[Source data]
━━━━

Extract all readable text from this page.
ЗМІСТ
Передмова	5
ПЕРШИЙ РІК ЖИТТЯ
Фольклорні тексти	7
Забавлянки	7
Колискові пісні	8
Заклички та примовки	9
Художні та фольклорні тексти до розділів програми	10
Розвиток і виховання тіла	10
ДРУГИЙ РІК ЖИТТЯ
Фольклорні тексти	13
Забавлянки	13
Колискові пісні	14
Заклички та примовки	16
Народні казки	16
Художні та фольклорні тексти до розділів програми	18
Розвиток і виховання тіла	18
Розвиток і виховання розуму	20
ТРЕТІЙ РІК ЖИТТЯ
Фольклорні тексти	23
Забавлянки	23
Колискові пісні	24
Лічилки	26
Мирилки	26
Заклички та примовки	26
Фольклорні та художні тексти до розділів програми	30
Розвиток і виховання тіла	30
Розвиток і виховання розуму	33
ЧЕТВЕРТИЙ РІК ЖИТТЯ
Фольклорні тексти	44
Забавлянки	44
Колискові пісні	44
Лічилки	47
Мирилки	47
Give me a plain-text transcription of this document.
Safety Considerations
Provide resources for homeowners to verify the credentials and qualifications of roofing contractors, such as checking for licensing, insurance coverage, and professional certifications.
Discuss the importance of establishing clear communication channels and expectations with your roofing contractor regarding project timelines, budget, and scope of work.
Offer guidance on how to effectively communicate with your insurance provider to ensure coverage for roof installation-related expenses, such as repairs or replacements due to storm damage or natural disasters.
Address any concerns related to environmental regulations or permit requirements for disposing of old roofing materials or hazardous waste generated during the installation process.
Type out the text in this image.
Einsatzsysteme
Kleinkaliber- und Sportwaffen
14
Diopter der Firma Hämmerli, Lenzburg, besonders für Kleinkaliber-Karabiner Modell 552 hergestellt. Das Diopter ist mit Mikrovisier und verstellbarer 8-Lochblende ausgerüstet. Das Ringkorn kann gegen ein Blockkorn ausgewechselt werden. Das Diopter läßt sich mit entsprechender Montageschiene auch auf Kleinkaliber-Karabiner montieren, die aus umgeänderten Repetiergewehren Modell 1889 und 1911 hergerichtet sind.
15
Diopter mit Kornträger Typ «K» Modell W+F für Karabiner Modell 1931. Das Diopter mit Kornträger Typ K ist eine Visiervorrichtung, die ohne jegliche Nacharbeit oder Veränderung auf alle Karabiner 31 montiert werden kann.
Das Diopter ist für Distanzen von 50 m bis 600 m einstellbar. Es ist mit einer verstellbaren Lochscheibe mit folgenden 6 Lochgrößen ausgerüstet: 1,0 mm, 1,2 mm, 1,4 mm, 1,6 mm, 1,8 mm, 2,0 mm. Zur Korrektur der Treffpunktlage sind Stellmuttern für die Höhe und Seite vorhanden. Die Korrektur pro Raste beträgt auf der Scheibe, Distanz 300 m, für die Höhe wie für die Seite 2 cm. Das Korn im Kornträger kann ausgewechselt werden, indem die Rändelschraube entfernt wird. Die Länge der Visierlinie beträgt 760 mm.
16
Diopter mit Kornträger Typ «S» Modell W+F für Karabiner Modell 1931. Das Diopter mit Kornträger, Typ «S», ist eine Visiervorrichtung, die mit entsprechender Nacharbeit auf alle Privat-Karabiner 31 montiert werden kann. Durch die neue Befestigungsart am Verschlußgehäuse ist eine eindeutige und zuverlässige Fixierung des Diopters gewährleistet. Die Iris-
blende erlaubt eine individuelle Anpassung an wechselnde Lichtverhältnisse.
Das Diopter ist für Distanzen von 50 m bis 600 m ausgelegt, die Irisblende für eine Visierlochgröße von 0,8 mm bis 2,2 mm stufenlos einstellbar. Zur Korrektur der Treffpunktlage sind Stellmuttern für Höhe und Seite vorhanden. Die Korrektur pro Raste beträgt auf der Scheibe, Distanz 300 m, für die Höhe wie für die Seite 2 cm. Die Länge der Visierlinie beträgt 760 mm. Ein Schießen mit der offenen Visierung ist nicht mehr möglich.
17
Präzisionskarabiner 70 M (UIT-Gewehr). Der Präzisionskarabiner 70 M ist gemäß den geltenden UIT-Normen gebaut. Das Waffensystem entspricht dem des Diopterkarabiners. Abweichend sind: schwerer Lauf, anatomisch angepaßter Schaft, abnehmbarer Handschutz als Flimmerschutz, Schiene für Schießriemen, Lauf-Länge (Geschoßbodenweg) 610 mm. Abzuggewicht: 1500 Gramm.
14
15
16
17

━━━━

Make an exact copy of all the data.

> Exercise output:
Extract all readable text from this page.
ЗМІСТ
Передмова	5
ПЕРШИЙ РІК ЖИТТЯ
Фольклорні тексти	7
Забавлянки	7
Колискові пісні	8
Заклички та примовки	9
Художні та фольклорні тексти до розділів програми	10
Розвиток і виховання тіла	10
ДРУГИЙ РІК ЖИТТЯ
Фольклорні тексти	13
Забавлянки	13
Колискові пісні	14
Заклички та примовки	16
Народні казки	16
Художні та фольклорні тексти до розділів програми	18
Розвиток і виховання тіла	18
Розвиток і виховання розуму	20
ТРЕТІЙ РІК ЖИТТЯ
Фольклорні тексти	23
Забавлянки	23
Колискові пісні	24
Лічилки	26
Мирилки	26
Заклички та примовки	26
Фольклорні та художні тексти до розділів програми	30
Розвиток і виховання тіла	30
Розвиток і виховання розуму	33
ЧЕТВЕРТИЙ РІК ЖИТТЯ
Фольклорні тексти	44
Забавлянки	44
Колискові пісні	44
Лічилки	47
Мирилки	47
Give me a plain-text transcription of this document.
Safety Considerations
Provide resources for homeowners to verify the credentials and qualifications of roofing contractors, such as checking for licensing, insurance coverage, and professional certifications.
Discuss the importance of establishing clear communication channels and expectations with your roofing contractor regarding project timelines, budget, and scope of work.
Offer guidance on how to effectively communicate with your insurance provider to ensure coverage for roof installation-related expenses, such as repairs or replacements due to storm damage or natural disasters.
Address any concerns related to environmental regulations or permit requirements for disposing of old roofing materials or hazardous waste generated during the installation process.
Type out the text in this image.
Einsatzsysteme
Kleinkaliber- und Sportwaffen
14
Diopter der Firma Hämmerli, Lenzburg, besonders für Kleinkaliber-Karabiner Modell 552 hergestellt. Das Diopter ist mit Mikrovisier und verstellbarer 8-Lochblende ausgerüstet. Das Ringkorn kann gegen ein Blockkorn ausgewechselt werden. Das Diopter läßt sich mit entsprechender Montageschiene auch auf Kleinkaliber-Karabiner montieren, die aus umgeänderten Repetiergewehren Modell 1889 und 1911 hergerichtet sind.
15
Diopter mit Kornträger Typ «K» Modell W+F für Karabiner Modell 1931. Das Diopter mit Kornträger Typ K ist eine Visiervorrichtung, die ohne jegliche Nacharbeit oder Veränderung auf alle Karabiner 31 montiert werden kann.
Das Diopter ist für Distanzen von 50 m bis 600 m einstellbar. Es ist mit einer verstellbaren Lochscheibe mit folgenden 6 Lochgrößen ausgerüstet: 1,0 mm, 1,2 mm, 1,4 mm, 1,6 mm, 1,8 mm, 2,0 mm. Zur Korrektur der Treffpunktlage sind Stellmuttern für die Höhe und Seite vorhanden. Die Korrektur pro Raste beträgt auf der Scheibe, Distanz 300 m, für die Höhe wie für die Seite 2 cm. Das Korn im Kornträger kann ausgewechselt werden, indem die Rändelschraube entfernt wird. Die Länge der Visierlinie beträgt 760 mm.
16
Diopter mit Kornträger Typ «S» Modell W+F für Karabiner Modell 1931. Das Diopter mit Kornträger, Typ «S», ist eine Visiervorrichtung, die mit entsprechender Nacharbeit auf alle Privat-Karabiner 31 montiert werden kann. Durch die neue Befestigungsart am Verschlußgehäuse ist eine eindeutige und zuverlässige Fixierung des Diopters gewährleistet. Die Iris-
blende erlaubt eine individuelle Anpassung an wechselnde Lichtverhältnisse.
Das Diopter ist für Distanzen von 50 m bis 600 m ausgelegt, die Irisblende für eine Visierlochgröße von 0,8 mm bis 2,2 mm stufenlos einstellbar. Zur Korrektur der Treffpunktlage sind Stellmuttern für Höhe und Seite vorhanden. Die Korrektur pro Raste beträgt auf der Scheibe, Distanz 300 m, für die Höhe wie für die Seite 2 cm. Die Länge der Visierlinie beträgt 760 mm. Ein Schießen mit der offenen Visierung ist nicht mehr möglich.
17
Präzisionskarabiner 70 M (UIT-Gewehr). Der Präzisionskarabiner 70 M ist gemäß den geltenden UIT-Normen gebaut. Das Waffensystem entspricht dem des Diopterkarabiners. Abweichend sind: schwerer Lauf, anatomisch angepaßter Schaft, abnehmbarer Handschutz als Flimmerschutz, Schiene für Schießriemen, Lauf-Länge (Geschoßbodenweg) 610 mm. Abzuggewicht: 1500 Gramm.
14
15
16
17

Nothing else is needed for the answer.